DATASET EXTRACT -
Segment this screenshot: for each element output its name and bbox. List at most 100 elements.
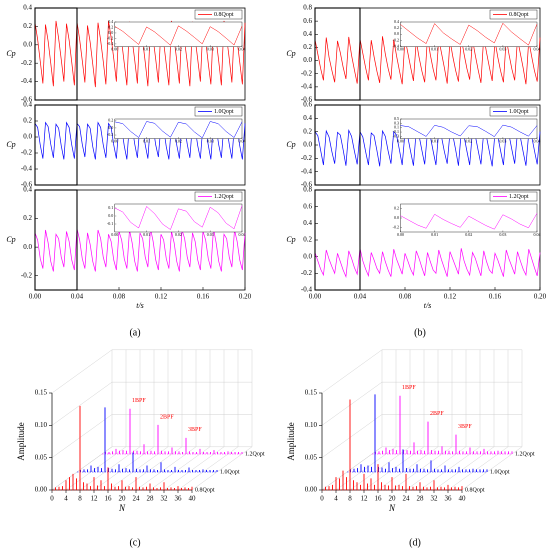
x-tick-label: 0.08	[113, 293, 126, 301]
inset-x-tick-label: 0.02	[465, 139, 472, 144]
y-tick-label: 0.2	[23, 117, 32, 125]
y-tick-label: -0.6	[301, 181, 313, 189]
inset-line	[400, 213, 538, 230]
series-label: 0.8Qopt	[465, 487, 485, 493]
inset-frame	[114, 203, 243, 233]
x-tick-label: 0.20	[534, 293, 547, 301]
y-tick-label: -0.2	[301, 269, 313, 277]
y-tick-label: 0.4	[303, 30, 312, 38]
inset-y-tick-label: 0.0	[108, 125, 113, 130]
y-tick-label: 0.4	[23, 4, 32, 12]
inset-y-tick-label: -0.4	[393, 44, 399, 49]
inset-x-tick-label: 0.02	[175, 139, 182, 144]
inset-x-tick-label: 0.03	[499, 139, 506, 144]
inset-y-tick-label: -0.1	[393, 129, 399, 134]
y-tick-label: 0.6	[303, 202, 312, 210]
y-tick-label: -0.4	[301, 82, 313, 90]
y-axis-label: Amplitude	[286, 422, 296, 461]
x-tick-label: 12	[361, 495, 369, 503]
annotation: 3BPF	[188, 427, 202, 433]
x-tick-label: 0.00	[29, 293, 42, 301]
y-tick-label: -0.6	[21, 96, 33, 104]
x-axis-label: t/s	[136, 301, 144, 310]
inset-y-tick-label: 0.5	[394, 116, 399, 121]
inset-line	[400, 22, 538, 46]
y-tick-label: 0.05	[305, 453, 318, 461]
inset-frame	[400, 203, 538, 233]
inset-x-tick-label: 0.04	[534, 232, 541, 237]
y-tick-label: 0.10	[305, 421, 318, 429]
inset-x-tick-label: 0.02	[175, 47, 182, 52]
legend-label: 0.8Qopt	[509, 12, 529, 18]
x-tick-label: 20	[119, 495, 127, 503]
inset-x-tick-label: 0.01	[431, 232, 438, 237]
inset-y-tick-label: -0.2	[107, 35, 113, 40]
legend-box	[194, 191, 243, 202]
annotation: 1BPF	[402, 385, 416, 391]
x-tick-label: 40	[189, 495, 197, 503]
y-tick-label: 0.4	[303, 114, 312, 122]
series-label: 1.2Qopt	[245, 451, 265, 457]
annotation: 2BPF	[430, 411, 444, 417]
x-tick-label: 8	[78, 495, 82, 503]
inset-y-tick-label: 0.1	[108, 205, 113, 210]
x-tick-label: 28	[147, 495, 155, 503]
y-tick-label: -0.2	[21, 149, 33, 157]
x-tick-label: 0.16	[197, 293, 210, 301]
y-tick-label: 0.0	[23, 40, 32, 48]
y-tick-label: -0.2	[21, 271, 33, 279]
y-tick-label: -0.4	[21, 165, 33, 173]
grid-line	[321, 349, 383, 394]
inset-x-tick-label: 0.04	[239, 232, 246, 237]
data-line	[314, 248, 541, 279]
inset-y-tick-label: 0.2	[108, 118, 113, 123]
y-tick-label: -0.4	[21, 77, 33, 85]
y-tick-label: 0.4	[23, 186, 32, 194]
y-tick-label: 0.10	[35, 421, 48, 429]
panel-label: (a)	[129, 327, 140, 338]
y-tick-label: 0.8	[303, 186, 312, 194]
legend-label: 1.2Qopt	[214, 194, 234, 200]
inset-frame	[400, 118, 538, 139]
x-axis-label: t/s	[424, 301, 432, 310]
inset-x-tick-label: 0.04	[239, 47, 246, 52]
inset-x-tick-label: 0.03	[499, 47, 506, 52]
y-axis-label: Cp	[6, 140, 15, 149]
series-label: 1.0Qopt	[490, 469, 510, 475]
inset-y-tick-label: 0.2	[394, 206, 399, 211]
y-tick-label: 0.2	[23, 22, 32, 30]
legend-label: 1.0Qopt	[214, 109, 234, 115]
inset-x-tick-label: 0.02	[175, 232, 182, 237]
inset-x-tick-label: 0.03	[207, 139, 214, 144]
zoom-box	[314, 104, 361, 186]
zoom-box	[34, 104, 78, 186]
y-tick-label: 0.00	[35, 486, 48, 494]
inset-y-tick-label: -0.2	[107, 132, 113, 137]
x-tick-label: 32	[161, 495, 169, 503]
y-tick-label: 0.0	[303, 252, 312, 260]
zoom-box	[34, 189, 78, 291]
zoom-box	[314, 189, 361, 291]
x-tick-label: 8	[348, 495, 352, 503]
inset-line	[114, 205, 243, 230]
y-axis-label: Cp	[286, 140, 295, 149]
inset-y-tick-label: -0.2	[393, 224, 399, 229]
inset-x-tick-label: 0.00	[397, 232, 404, 237]
inset-y-tick-label: 0.0	[394, 31, 399, 36]
zoom-box	[314, 7, 361, 101]
x-tick-label: 16	[105, 495, 113, 503]
x-tick-label: 20	[389, 495, 397, 503]
inset-y-tick-label: -0.4	[107, 41, 113, 46]
y-axis-label: Amplitude	[16, 422, 26, 461]
x-axis-label: N	[388, 503, 396, 513]
y-tick-label: 0.4	[303, 219, 312, 227]
y-axis-label: Cp	[6, 235, 15, 244]
y-axis-label: Cp	[6, 49, 15, 58]
x-tick-label: 0.04	[354, 293, 367, 301]
x-tick-label: 0.08	[399, 293, 412, 301]
x-tick-label: 28	[417, 495, 425, 503]
y-tick-label: 0.6	[303, 101, 312, 109]
y-tick-label: -0.6	[301, 96, 313, 104]
legend-box	[489, 191, 538, 202]
annotation: 1BPF	[132, 398, 146, 404]
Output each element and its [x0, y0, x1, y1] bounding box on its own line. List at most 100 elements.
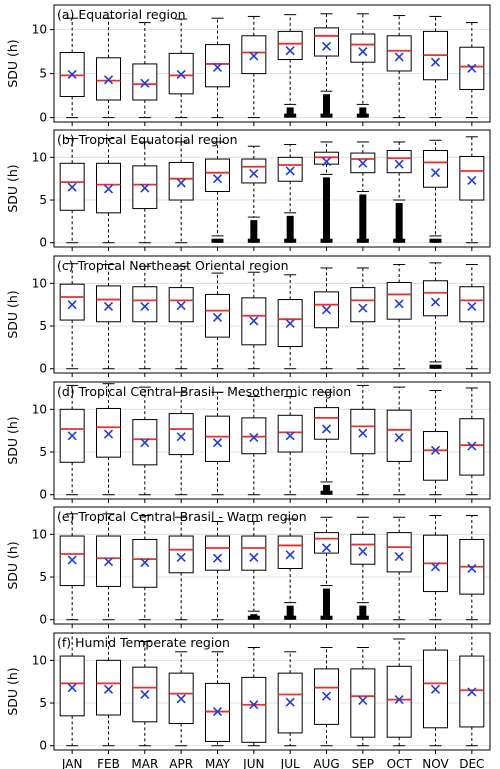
mean-marker [467, 687, 477, 697]
mean-marker [467, 301, 477, 311]
mean-marker [140, 78, 150, 88]
box-oct [386, 516, 412, 621]
x-tick-label-mar: MAR [131, 757, 158, 769]
box-jul [277, 14, 303, 118]
x-tick-label-dec: DEC [459, 757, 484, 769]
x-tick-label-feb: FEB [97, 757, 120, 769]
box-sep [350, 267, 376, 370]
outlier-base [356, 238, 369, 243]
box-sep [350, 141, 376, 243]
outlier-cluster [359, 194, 367, 243]
box-iqr [386, 532, 412, 573]
box-feb [96, 138, 121, 244]
box-feb [96, 632, 121, 747]
box-iqr [386, 281, 412, 320]
panel-title: (a) Equatorial region [57, 7, 186, 22]
box-sep [350, 13, 376, 118]
box-iqr [423, 431, 448, 481]
box-dec [459, 632, 485, 747]
mean-marker [358, 695, 368, 706]
box-nov [423, 390, 448, 496]
y-tick-label: 0 [39, 613, 47, 627]
mean-marker [103, 75, 114, 85]
outlier-base [429, 238, 442, 243]
box-iqr [168, 535, 194, 574]
box-iqr [350, 408, 376, 455]
mean-marker [103, 184, 114, 194]
box-iqr [386, 665, 412, 738]
panel-e: (e) Tropical Central Brasil - Warm regio… [5, 506, 491, 628]
plot-frame [53, 632, 491, 751]
box-jun [241, 145, 267, 243]
box-jul [277, 396, 303, 496]
x-tick-label-jul: JUL [280, 757, 300, 769]
plot-frame [53, 255, 491, 374]
panel-b: (b) Tropical Equatorial region 0 5 10 SDU (h… [5, 129, 491, 251]
y-axis-label: SDU (h) [5, 164, 20, 212]
mean-marker [321, 691, 332, 701]
outlier-cluster [395, 203, 403, 243]
mean-marker [321, 543, 332, 553]
mean-marker [430, 562, 441, 572]
y-tick-label: 10 [32, 527, 47, 541]
mean-marker [176, 178, 186, 188]
mean-marker [67, 683, 77, 693]
box-aug [314, 516, 339, 620]
box-iqr [241, 35, 267, 75]
box-sep [350, 384, 376, 496]
box-iqr [314, 27, 339, 57]
box-iqr [277, 156, 303, 182]
box-may [205, 391, 230, 496]
box-may [205, 651, 230, 747]
box-nov [423, 262, 448, 369]
y-tick-label: 10 [32, 276, 47, 290]
box-mar [132, 515, 158, 621]
box-iqr [96, 659, 121, 716]
outlier-cluster [359, 107, 367, 118]
mean-marker [321, 424, 332, 434]
outlier-base [320, 490, 333, 495]
box-oct [386, 15, 412, 119]
mean-marker [285, 166, 295, 176]
y-tick-label: 10 [32, 23, 47, 37]
mean-marker [103, 557, 114, 567]
box-apr [168, 265, 194, 370]
box-feb [96, 513, 121, 621]
box-iqr [205, 293, 230, 338]
outlier-base [356, 615, 369, 620]
plot-frame [53, 129, 491, 248]
box-iqr [386, 409, 412, 462]
box-iqr [350, 533, 376, 565]
mean-marker [67, 555, 77, 565]
mean-marker [394, 695, 404, 705]
panel-title: (d) Tropical Central Brasil - Mesothermi… [57, 384, 351, 399]
mean-marker [249, 432, 259, 443]
mean-marker [212, 62, 223, 73]
box-iqr [96, 285, 121, 323]
mean-marker [67, 431, 77, 441]
box-iqr [277, 535, 303, 569]
mean-marker [249, 700, 259, 710]
outlier-cluster [323, 94, 330, 118]
y-axis-label: SDU (h) [5, 290, 20, 338]
box-jun [241, 647, 267, 747]
outlier-base [211, 238, 224, 243]
y-tick-label: 0 [39, 236, 47, 250]
box-dec [459, 22, 485, 119]
box-iqr [132, 286, 158, 323]
box-oct [386, 264, 412, 370]
mean-marker [176, 694, 186, 704]
box-aug [314, 647, 339, 747]
outlier-base [284, 615, 297, 620]
box-sep [350, 516, 376, 620]
box-jan [59, 263, 85, 370]
panel-a: (a) Equatorial region 0 5 10 SDU (h) [5, 4, 491, 126]
box-apr [168, 516, 194, 621]
box-aug [314, 267, 339, 370]
panel-d: (d) Tropical Central Brasil - Mesothermi… [5, 381, 491, 503]
box-dec [459, 264, 485, 370]
mean-marker [140, 301, 150, 311]
mean-marker [103, 684, 114, 694]
y-tick-label: 10 [32, 653, 47, 667]
mean-marker [285, 697, 295, 707]
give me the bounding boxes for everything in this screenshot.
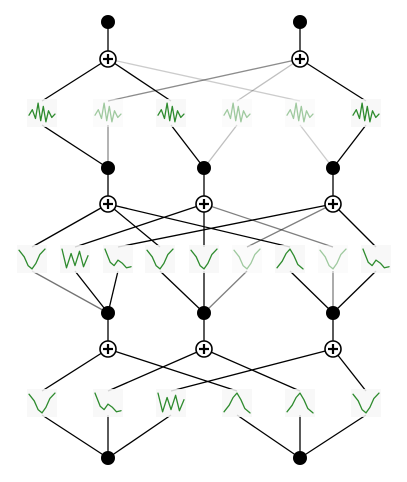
edge-activation-to-node	[159, 270, 205, 314]
neuron-node	[326, 161, 340, 175]
activation-curve-icon	[286, 392, 314, 414]
activation-curve-icon	[286, 102, 314, 123]
activation-curve-icon	[28, 102, 56, 123]
activation-layer	[17, 99, 391, 417]
edge-activation-to-node	[41, 414, 109, 459]
edge-activation-to-node	[332, 270, 377, 314]
sum-node	[99, 340, 117, 358]
edge-sum-to-activation	[107, 348, 205, 392]
neuron-node	[293, 451, 307, 465]
edge-sum-to-activation	[332, 203, 377, 248]
edge-sum-to-activation	[117, 203, 334, 248]
activation-curve-icon	[94, 102, 122, 123]
activation-curve-icon	[223, 392, 251, 414]
activation-curve-icon	[157, 102, 185, 123]
edge-sum-to-activation	[107, 58, 301, 102]
edge-layer	[31, 22, 377, 459]
activation-box	[285, 99, 315, 127]
neuron-node	[293, 15, 307, 29]
neuron-node	[101, 306, 115, 320]
edge-activation-to-node	[107, 270, 119, 314]
edge-activation-to-node	[289, 270, 334, 314]
edge-activation-to-node	[74, 270, 109, 314]
activation-box	[103, 245, 133, 273]
activation-curve-icon	[319, 248, 347, 270]
activation-curve-icon	[233, 248, 261, 270]
activation-curve-icon	[18, 248, 46, 270]
activation-curve-icon	[352, 392, 380, 414]
sum-node	[99, 195, 117, 213]
activation-box	[93, 99, 123, 127]
edge-sum-to-activation	[31, 203, 109, 248]
sum-node	[324, 340, 342, 358]
neuron-node	[197, 306, 211, 320]
activation-curve-icon	[352, 102, 380, 123]
edge-activation-to-node	[107, 414, 172, 459]
activation-box	[93, 389, 123, 417]
neuron-node	[101, 161, 115, 175]
node-layer	[101, 15, 340, 465]
activation-curve-icon	[276, 248, 304, 270]
edge-activation-to-node	[41, 124, 109, 169]
edge-sum-to-activation	[107, 203, 291, 248]
sum-layer	[99, 50, 342, 358]
activation-box	[318, 245, 348, 273]
activation-box	[222, 99, 252, 127]
edge-sum-to-activation	[41, 58, 109, 102]
edge-activation-to-node	[203, 124, 238, 169]
neuron-node	[101, 451, 115, 465]
sum-node	[99, 50, 117, 68]
activation-curve-icon	[61, 248, 89, 269]
activation-curve-icon	[362, 248, 390, 269]
edge-sum-to-activation	[203, 203, 334, 248]
edge-activation-to-node	[236, 414, 301, 459]
edge-sum-to-activation	[170, 348, 334, 392]
neuron-node	[326, 306, 340, 320]
activation-curve-icon	[28, 392, 56, 414]
activation-curve-icon	[104, 248, 132, 269]
edge-sum-to-activation	[107, 58, 172, 102]
edge-activation-to-node	[299, 414, 367, 459]
activation-box	[232, 245, 262, 273]
edge-sum-to-activation	[299, 58, 367, 102]
edge-activation-to-node	[299, 124, 334, 169]
edge-activation-to-node	[31, 270, 109, 314]
edge-sum-to-activation	[41, 348, 109, 392]
sum-node	[195, 195, 213, 213]
edge-sum-to-activation	[107, 58, 301, 102]
edge-sum-to-activation	[332, 348, 367, 392]
edge-activation-to-node	[203, 270, 248, 314]
edge-sum-to-activation	[74, 203, 205, 248]
sum-node	[291, 50, 309, 68]
activation-curve-icon	[157, 392, 185, 413]
neuron-node	[197, 161, 211, 175]
activation-curve-icon	[223, 102, 251, 123]
sum-node	[195, 340, 213, 358]
sum-node	[324, 195, 342, 213]
activation-curve-icon	[94, 392, 122, 413]
activation-curve-icon	[146, 248, 174, 270]
neuron-node	[101, 15, 115, 29]
edge-sum-to-activation	[107, 348, 238, 392]
edge-sum-to-activation	[246, 203, 334, 248]
edge-activation-to-node	[170, 124, 205, 169]
edge-sum-to-activation	[236, 58, 301, 102]
activation-curve-icon	[190, 248, 218, 270]
edge-activation-to-node	[332, 124, 367, 169]
activation-box	[361, 245, 391, 273]
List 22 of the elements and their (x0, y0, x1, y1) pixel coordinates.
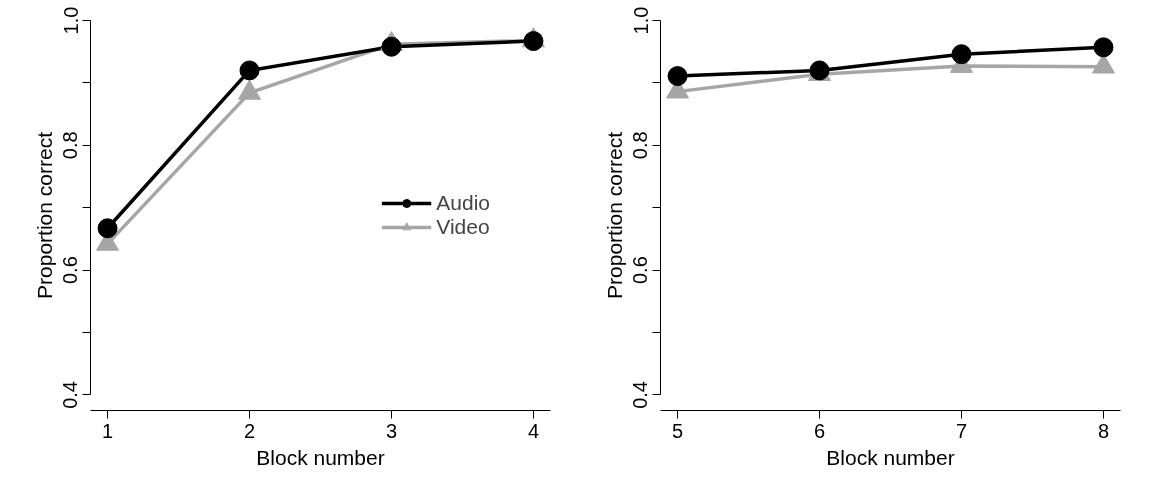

WHAT YOU ARE ASKED TO DO -
Repeat the lines from the one containing "270, 205, 314]" up to and including the one containing "306, 115, 320]", unchanged.

REPLY -
edge-activation-to-node	[159, 270, 205, 314]
neuron-node	[326, 161, 340, 175]
activation-curve-icon	[286, 392, 314, 414]
activation-curve-icon	[286, 102, 314, 123]
activation-curve-icon	[28, 102, 56, 123]
activation-layer	[17, 99, 391, 417]
edge-activation-to-node	[41, 414, 109, 459]
edge-activation-to-node	[332, 270, 377, 314]
sum-node	[99, 340, 117, 358]
edge-sum-to-activation	[107, 348, 205, 392]
neuron-node	[293, 451, 307, 465]
edge-sum-to-activation	[332, 203, 377, 248]
edge-sum-to-activation	[117, 203, 334, 248]
activation-curve-icon	[94, 102, 122, 123]
activation-curve-icon	[223, 392, 251, 414]
activation-curve-icon	[157, 102, 185, 123]
edge-sum-to-activation	[107, 58, 301, 102]
edge-layer	[31, 22, 377, 459]
activation-box	[285, 99, 315, 127]
neuron-node	[293, 15, 307, 29]
neuron-node	[101, 306, 115, 320]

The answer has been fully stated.